#### Given instruction:
Return the listing below verbatim. Pictures do not belong in the copy.

#### Data:
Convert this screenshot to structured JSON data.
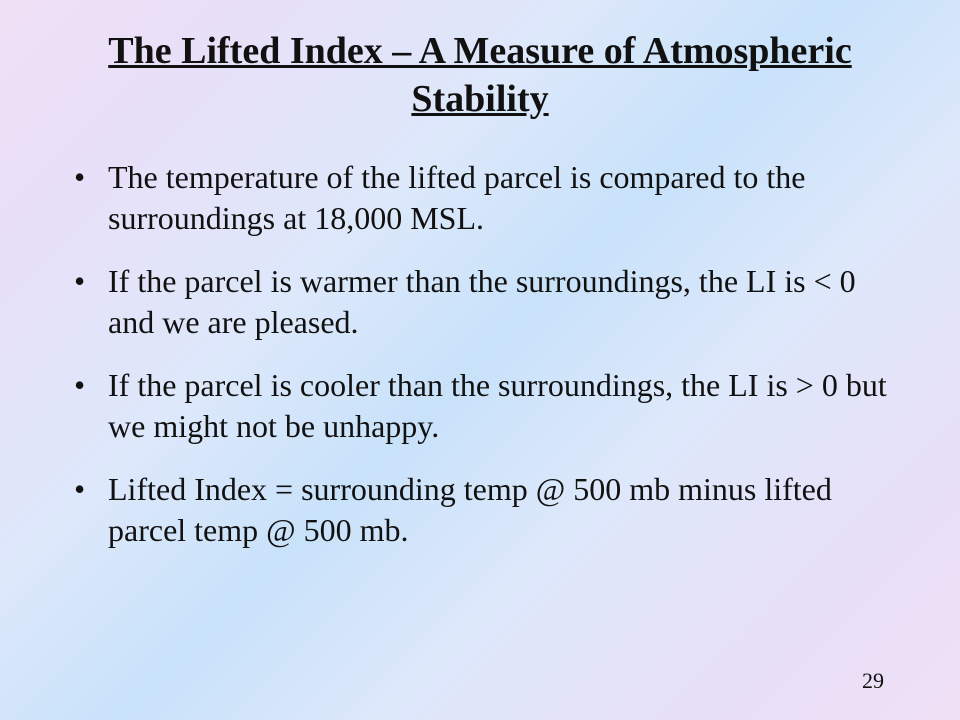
{
  "slide": {
    "title": "The Lifted Index – A Measure of Atmospheric Stability",
    "bullets": [
      "The temperature of the lifted parcel is compared to the surroundings at 18,000 MSL.",
      "If the parcel is warmer than the surroundings, the LI is < 0 and we are pleased.",
      "If the parcel is cooler than the surroundings, the LI is > 0 but we might not be unhappy.",
      "Lifted Index = surrounding temp @ 500 mb minus lifted parcel temp @ 500 mb."
    ],
    "page_number": "29"
  },
  "style": {
    "background_gradient": [
      "#f0e0f5",
      "#e8e0f8",
      "#dde8fb",
      "#c8e2fa",
      "#dde8fb",
      "#e8e0f8",
      "#f0e0f5"
    ],
    "title_fontsize": 38,
    "title_weight": "bold",
    "title_underline": true,
    "body_fontsize": 32,
    "font_family": "Times New Roman",
    "text_color": "#111111",
    "bullet_marker": "•",
    "page_number_fontsize": 22
  }
}
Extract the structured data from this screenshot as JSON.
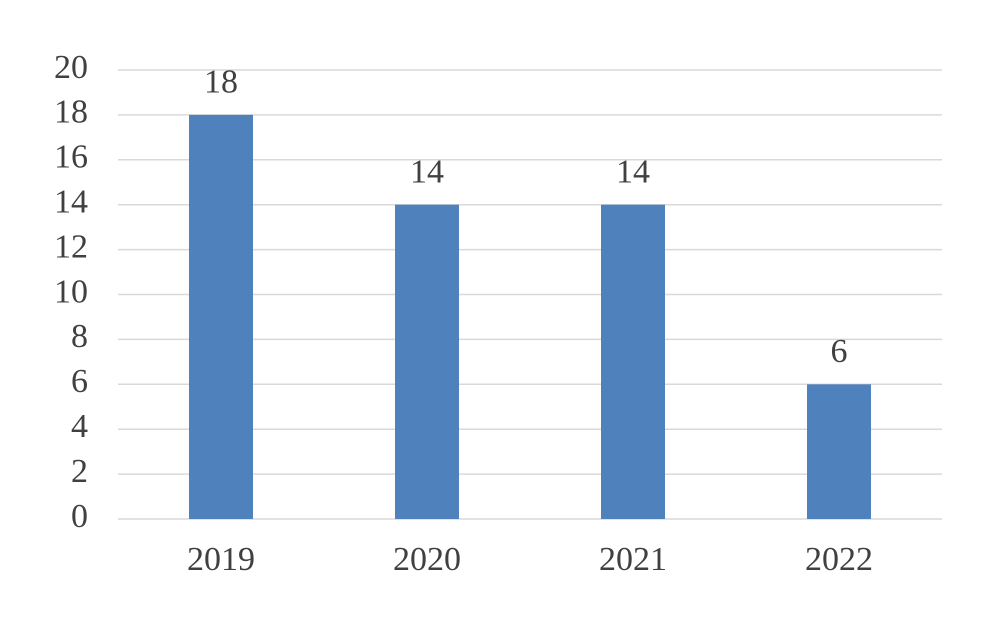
{
  "chart_data": {
    "type": "bar",
    "categories": [
      "2019",
      "2020",
      "2021",
      "2022"
    ],
    "values": [
      18,
      14,
      14,
      6
    ],
    "color": "#4f81bd",
    "ylim": [
      0,
      20
    ],
    "yticks": [
      0,
      2,
      4,
      6,
      8,
      10,
      12,
      14,
      16,
      18,
      20
    ],
    "grid": true,
    "data_labels": true
  }
}
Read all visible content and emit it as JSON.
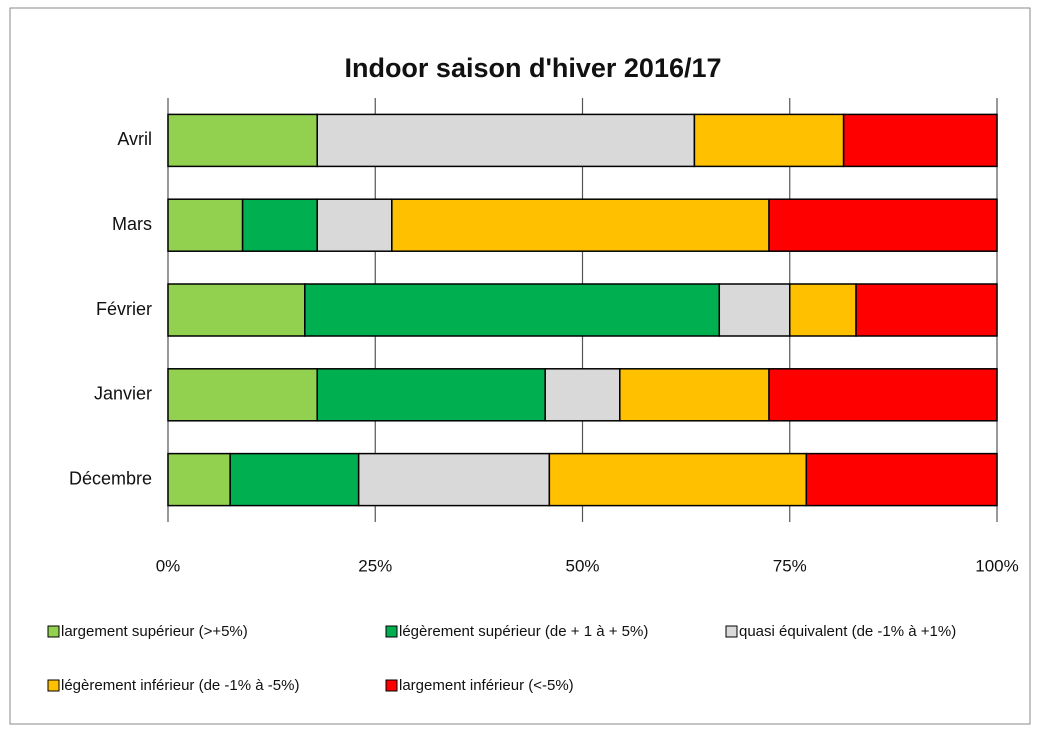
{
  "chart_data": {
    "type": "stacked-barh",
    "title": "Indoor  saison d'hiver 2016/17",
    "categories": [
      "Avril",
      "Mars",
      "Février",
      "Janvier",
      "Décembre"
    ],
    "series": [
      {
        "name": "largement supérieur (>+5%)",
        "color": "#92d050",
        "values": [
          18,
          9,
          16.5,
          18,
          7.5
        ]
      },
      {
        "name": "légèrement supérieur (de + 1 à + 5%)",
        "color": "#00b050",
        "values": [
          0,
          9,
          50,
          27.5,
          15.5
        ]
      },
      {
        "name": "quasi équivalent (de  -1% à +1%)",
        "color": "#d9d9d9",
        "values": [
          45.5,
          9,
          8.5,
          9,
          23
        ]
      },
      {
        "name": "légèrement inférieur (de -1% à -5%)",
        "color": "#ffc000",
        "values": [
          18,
          45.5,
          8,
          18,
          31
        ]
      },
      {
        "name": "largement inférieur (<-5%)",
        "color": "#ff0000",
        "values": [
          18.5,
          27.5,
          17,
          27.5,
          23
        ]
      }
    ],
    "xlim": [
      0,
      100
    ],
    "xticks": [
      {
        "value": 0,
        "label": "0%"
      },
      {
        "value": 25,
        "label": "25%"
      },
      {
        "value": 50,
        "label": "50%"
      },
      {
        "value": 75,
        "label": "75%"
      },
      {
        "value": 100,
        "label": "100%"
      }
    ],
    "grid": true
  }
}
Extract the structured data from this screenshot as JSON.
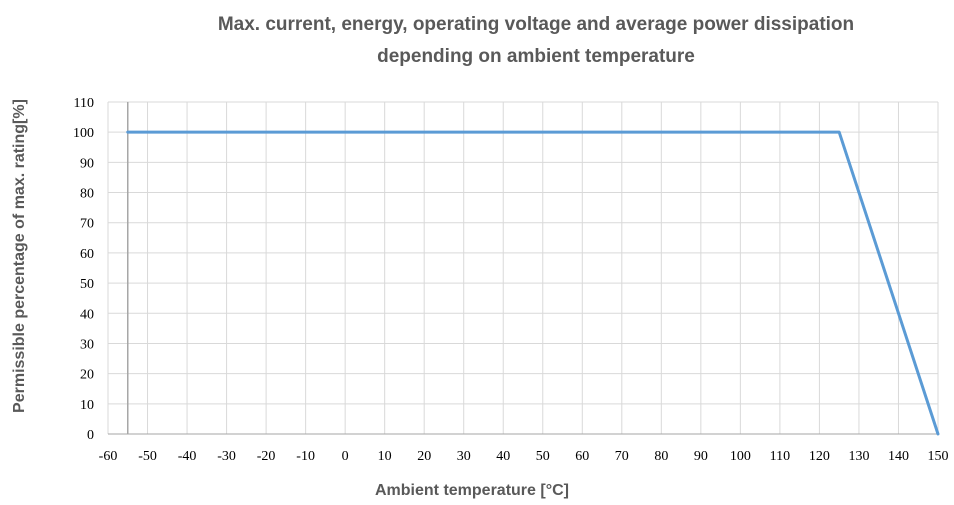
{
  "chart_data": {
    "type": "line",
    "title": "Max. current, energy, operating voltage and average power dissipation depending on ambient temperature",
    "title_lines": [
      "Max. current, energy, operating voltage and average power dissipation",
      "depending on ambient temperature"
    ],
    "xlabel": "Ambient temperature [°C]",
    "ylabel": "Permissible percentage of max. rating[%]",
    "xlim": [
      -60,
      150
    ],
    "ylim": [
      0,
      110
    ],
    "x_ticks": [
      -60,
      -50,
      -40,
      -30,
      -20,
      -10,
      0,
      10,
      20,
      30,
      40,
      50,
      60,
      70,
      80,
      90,
      100,
      110,
      120,
      130,
      140,
      150
    ],
    "y_ticks": [
      0,
      10,
      20,
      30,
      40,
      50,
      60,
      70,
      80,
      90,
      100,
      110
    ],
    "grid": true,
    "series": [
      {
        "x": [
          -55,
          125,
          150
        ],
        "y": [
          100,
          100,
          0
        ],
        "color": "#5b9bd5"
      }
    ],
    "vertical_marker_x": -55
  }
}
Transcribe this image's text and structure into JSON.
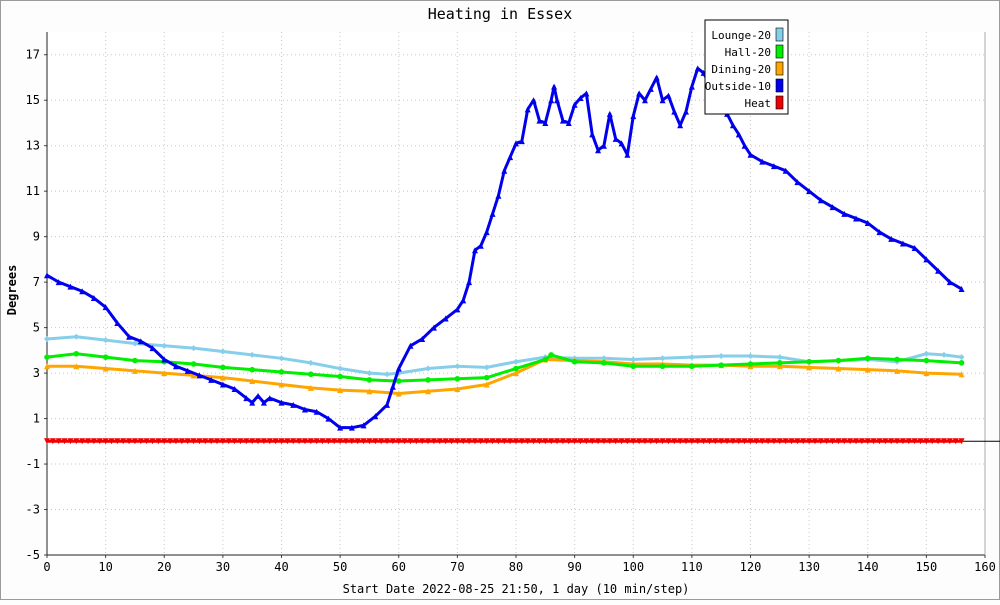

#### Reply to the exercise:
Convert this screenshot to structured JSON data.
{
  "slide": {
    "title": "The Lifted Index – A Measure of Atmospheric Stability",
    "bullets": [
      "The temperature of the lifted parcel is compared to the surroundings at 18,000 MSL.",
      "If the parcel is warmer than the surroundings, the LI is < 0 and we are pleased.",
      "If the parcel is cooler than the surroundings, the LI is > 0 but we might not be unhappy.",
      "Lifted Index = surrounding temp @ 500 mb minus lifted parcel temp @ 500 mb."
    ],
    "page_number": "29"
  },
  "style": {
    "background_gradient": [
      "#f0e0f5",
      "#e8e0f8",
      "#dde8fb",
      "#c8e2fa",
      "#dde8fb",
      "#e8e0f8",
      "#f0e0f5"
    ],
    "title_fontsize": 38,
    "title_weight": "bold",
    "title_underline": true,
    "body_fontsize": 32,
    "font_family": "Times New Roman",
    "text_color": "#111111",
    "bullet_marker": "•",
    "page_number_fontsize": 22
  }
}
Extract the structured data from this screenshot as JSON.
{
  "chart_data": {
    "type": "bar",
    "categories": [
      "2019",
      "2020",
      "2021",
      "2022"
    ],
    "values": [
      18,
      14,
      14,
      6
    ],
    "color": "#4f81bd",
    "ylim": [
      0,
      20
    ],
    "yticks": [
      0,
      2,
      4,
      6,
      8,
      10,
      12,
      14,
      16,
      18,
      20
    ],
    "grid": true,
    "data_labels": true
  }
}
Read all visible content and emit it as JSON.
{
  "chart_data": {
    "type": "stacked-barh",
    "title": "Indoor  saison d'hiver 2016/17",
    "categories": [
      "Avril",
      "Mars",
      "Février",
      "Janvier",
      "Décembre"
    ],
    "series": [
      {
        "name": "largement supérieur (>+5%)",
        "color": "#92d050",
        "values": [
          18,
          9,
          16.5,
          18,
          7.5
        ]
      },
      {
        "name": "légèrement supérieur (de + 1 à + 5%)",
        "color": "#00b050",
        "values": [
          0,
          9,
          50,
          27.5,
          15.5
        ]
      },
      {
        "name": "quasi équivalent (de  -1% à +1%)",
        "color": "#d9d9d9",
        "values": [
          45.5,
          9,
          8.5,
          9,
          23
        ]
      },
      {
        "name": "légèrement inférieur (de -1% à -5%)",
        "color": "#ffc000",
        "values": [
          18,
          45.5,
          8,
          18,
          31
        ]
      },
      {
        "name": "largement inférieur (<-5%)",
        "color": "#ff0000",
        "values": [
          18.5,
          27.5,
          17,
          27.5,
          23
        ]
      }
    ],
    "xlim": [
      0,
      100
    ],
    "xticks": [
      {
        "value": 0,
        "label": "0%"
      },
      {
        "value": 25,
        "label": "25%"
      },
      {
        "value": 50,
        "label": "50%"
      },
      {
        "value": 75,
        "label": "75%"
      },
      {
        "value": 100,
        "label": "100%"
      }
    ],
    "grid": true
  }
}
Extract the structured data from this screenshot as JSON.
{
  "chart_data": {
    "type": "line",
    "title": "Max. current, energy, operating voltage and average power dissipation depending on ambient temperature",
    "title_lines": [
      "Max. current, energy, operating voltage and average power dissipation",
      "depending on ambient temperature"
    ],
    "xlabel": "Ambient temperature [°C]",
    "ylabel": "Permissible percentage of max. rating[%]",
    "xlim": [
      -60,
      150
    ],
    "ylim": [
      0,
      110
    ],
    "x_ticks": [
      -60,
      -50,
      -40,
      -30,
      -20,
      -10,
      0,
      10,
      20,
      30,
      40,
      50,
      60,
      70,
      80,
      90,
      100,
      110,
      120,
      130,
      140,
      150
    ],
    "y_ticks": [
      0,
      10,
      20,
      30,
      40,
      50,
      60,
      70,
      80,
      90,
      100,
      110
    ],
    "grid": true,
    "series": [
      {
        "x": [
          -55,
          125,
          150
        ],
        "y": [
          100,
          100,
          0
        ],
        "color": "#5b9bd5"
      }
    ],
    "vertical_marker_x": -55
  }
}
Transcribe this image's text and structure into JSON.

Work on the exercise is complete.